- WORK TO COMPLETE:
A – Answer from the clinic highlights, one line each:
(i) By about how much did the SS-8 determination reduce the client's tax liability?
(ii) Over what period did the listed UDC student contributions take place?
(iii) How long was Franz Gayl's suspension?
B – In the clinic highlights, why has identifying information about the cases been removed? Answer in one to three sentences.
C – Copy the passage of the clinic highlights starting at "Government Accountability Project" and ending at "has been removed.", renaming "highlights" as "examples".

- EXTRACT TO READ:
>>
Contractor or Employee? Student advocate Kevin Regan, 3L, (left) settled a case in the U.S. Tax Court for a client who succeeded with her SS-8 "Worker Status Determination." The Form SS-8 is used to request a determination from the IRS on the status of whether a worker is an employee or independent contractor. The client's job classified her as an independent contractor, but ultimately, the IRS agreed with the Clinic's position that the client was an employee for a portion of the year. The determination reduced the client's tax liability by almost $4,000, and the IRS also waived an accuracy-related penalty. This reduction in liability was a big relief to the client.
Government Accountability Project Clinic
UDC Law students play an important role in GAP’s work representing whistleblowers and developing the campaigns for the issues they raise. Below are some highlights of the client and issue work UDC students have contributed to over the last 18 months. Because of the sensitive nature of many of the cases, identifying information concerning those cases has been removed.
(i) Franz Gayl: A senior civilian science advisor to the U.S. Marines Corps (USMC) stationed at the Pentagon, GAP client Franz Gayl was deployed to Iraq In 2005 to provide technology and other support to the commanding General in Anbar province. Mr. Gayl witnessed the consequences of the USMC’s failure to respond to urgent need requests submitted by officers on Mine Resistant Ambush Protected vehicles (MRAPs). After his return from Iraq, Mr. Gayl worked with GAP to raise these issues with Congress and the media, helping to initiate an incredible turnaround in the awareness of them. The lack of MRAPS resulted in an unacceptable 25% to 33% increase in casualties, during the period while U.S. troops waited for their delivery. In February 2008 the Associated Press and USA Today published an explosive series of articles on Gayl’s allegations. Tasked by his superiors with preparing a study on acquisition issues, Gayl was exceedingly critical of the slow response of the military in producing MRAPs and definitively disputed many of the Pentagon’s excuses for not doing so. The study resulted in a 3-star general instructing the DoD-IG to review the issue. The USMC attempted to silence and discipline Gayl when he refused to stay quiet. Mr. Gayl inexcusably received a 10-day suspension for communicating with Congress, a violation of the federal employee Whistleblower Protection Act and the anti-gag statute.
<<
- SUPPLIED ENTRIES:
>>
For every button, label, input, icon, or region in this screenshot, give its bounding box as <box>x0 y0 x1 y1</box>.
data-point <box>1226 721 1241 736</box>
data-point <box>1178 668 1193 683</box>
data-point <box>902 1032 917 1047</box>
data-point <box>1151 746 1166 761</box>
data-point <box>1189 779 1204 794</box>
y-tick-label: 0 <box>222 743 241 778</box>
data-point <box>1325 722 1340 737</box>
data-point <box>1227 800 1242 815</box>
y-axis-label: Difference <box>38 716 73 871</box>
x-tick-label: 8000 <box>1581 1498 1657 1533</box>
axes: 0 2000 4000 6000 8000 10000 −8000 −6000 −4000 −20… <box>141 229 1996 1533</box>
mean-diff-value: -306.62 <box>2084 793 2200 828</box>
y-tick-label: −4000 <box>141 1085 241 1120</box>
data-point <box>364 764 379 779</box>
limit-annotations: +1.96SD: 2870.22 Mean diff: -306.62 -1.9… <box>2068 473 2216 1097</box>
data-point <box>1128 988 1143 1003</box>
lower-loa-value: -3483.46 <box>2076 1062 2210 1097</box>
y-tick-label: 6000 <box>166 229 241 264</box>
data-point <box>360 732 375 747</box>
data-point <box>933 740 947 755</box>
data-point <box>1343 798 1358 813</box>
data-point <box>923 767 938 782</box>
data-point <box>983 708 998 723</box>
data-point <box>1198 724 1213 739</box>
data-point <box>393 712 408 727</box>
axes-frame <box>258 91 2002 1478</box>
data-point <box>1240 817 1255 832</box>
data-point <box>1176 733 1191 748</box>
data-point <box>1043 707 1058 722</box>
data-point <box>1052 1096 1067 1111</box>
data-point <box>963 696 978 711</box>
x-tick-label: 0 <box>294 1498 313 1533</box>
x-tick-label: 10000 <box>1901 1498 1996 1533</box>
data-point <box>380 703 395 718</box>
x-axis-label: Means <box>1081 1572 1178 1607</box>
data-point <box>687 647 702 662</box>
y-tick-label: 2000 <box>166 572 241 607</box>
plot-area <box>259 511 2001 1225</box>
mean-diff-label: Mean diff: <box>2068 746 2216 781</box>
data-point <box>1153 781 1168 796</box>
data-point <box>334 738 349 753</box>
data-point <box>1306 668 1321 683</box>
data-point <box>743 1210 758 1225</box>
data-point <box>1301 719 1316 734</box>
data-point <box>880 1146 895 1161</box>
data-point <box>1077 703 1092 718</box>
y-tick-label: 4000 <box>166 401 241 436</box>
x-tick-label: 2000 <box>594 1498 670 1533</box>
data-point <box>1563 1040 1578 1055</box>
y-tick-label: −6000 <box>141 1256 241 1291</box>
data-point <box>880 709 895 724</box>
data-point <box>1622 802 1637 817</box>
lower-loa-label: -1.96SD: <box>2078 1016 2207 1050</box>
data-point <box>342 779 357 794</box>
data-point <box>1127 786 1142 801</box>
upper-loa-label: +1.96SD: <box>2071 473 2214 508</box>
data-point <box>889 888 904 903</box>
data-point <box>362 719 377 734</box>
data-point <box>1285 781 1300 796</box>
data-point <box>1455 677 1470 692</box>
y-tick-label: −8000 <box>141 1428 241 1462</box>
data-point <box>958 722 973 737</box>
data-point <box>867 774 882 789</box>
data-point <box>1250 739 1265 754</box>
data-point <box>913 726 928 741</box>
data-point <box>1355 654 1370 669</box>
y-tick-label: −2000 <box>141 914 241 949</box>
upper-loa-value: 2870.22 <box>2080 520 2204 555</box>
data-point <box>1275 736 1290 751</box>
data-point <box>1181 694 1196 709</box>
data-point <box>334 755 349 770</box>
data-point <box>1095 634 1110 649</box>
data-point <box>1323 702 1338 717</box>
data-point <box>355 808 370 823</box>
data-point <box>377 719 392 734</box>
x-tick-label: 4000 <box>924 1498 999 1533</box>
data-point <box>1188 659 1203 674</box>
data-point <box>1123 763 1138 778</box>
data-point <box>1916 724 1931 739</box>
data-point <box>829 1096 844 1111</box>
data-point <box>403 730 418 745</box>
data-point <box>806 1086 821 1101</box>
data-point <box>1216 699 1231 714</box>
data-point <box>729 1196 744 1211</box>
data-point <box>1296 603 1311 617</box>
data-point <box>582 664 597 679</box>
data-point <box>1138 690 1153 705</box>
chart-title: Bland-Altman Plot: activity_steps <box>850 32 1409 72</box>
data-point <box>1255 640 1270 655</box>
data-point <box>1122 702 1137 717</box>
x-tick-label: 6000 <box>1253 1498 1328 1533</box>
<<
- SOLUTIONS FOR EACH TASK:
A –
(i) Almost $4,000.
(ii) The last 18 months.
(iii) 10 days.

B – Identifying information was removed because many of the cases are sensitive.

C –
Government Accountability Project Clinic
UDC Law students play an important role in GAP’s work representing whistleblowers and developing the campaigns for the issues they raise. Below are some examples of the client and issue work UDC students have contributed to over the last 18 months. Because of the sensitive nature of many of the cases, identifying information concerning those cases has been removed.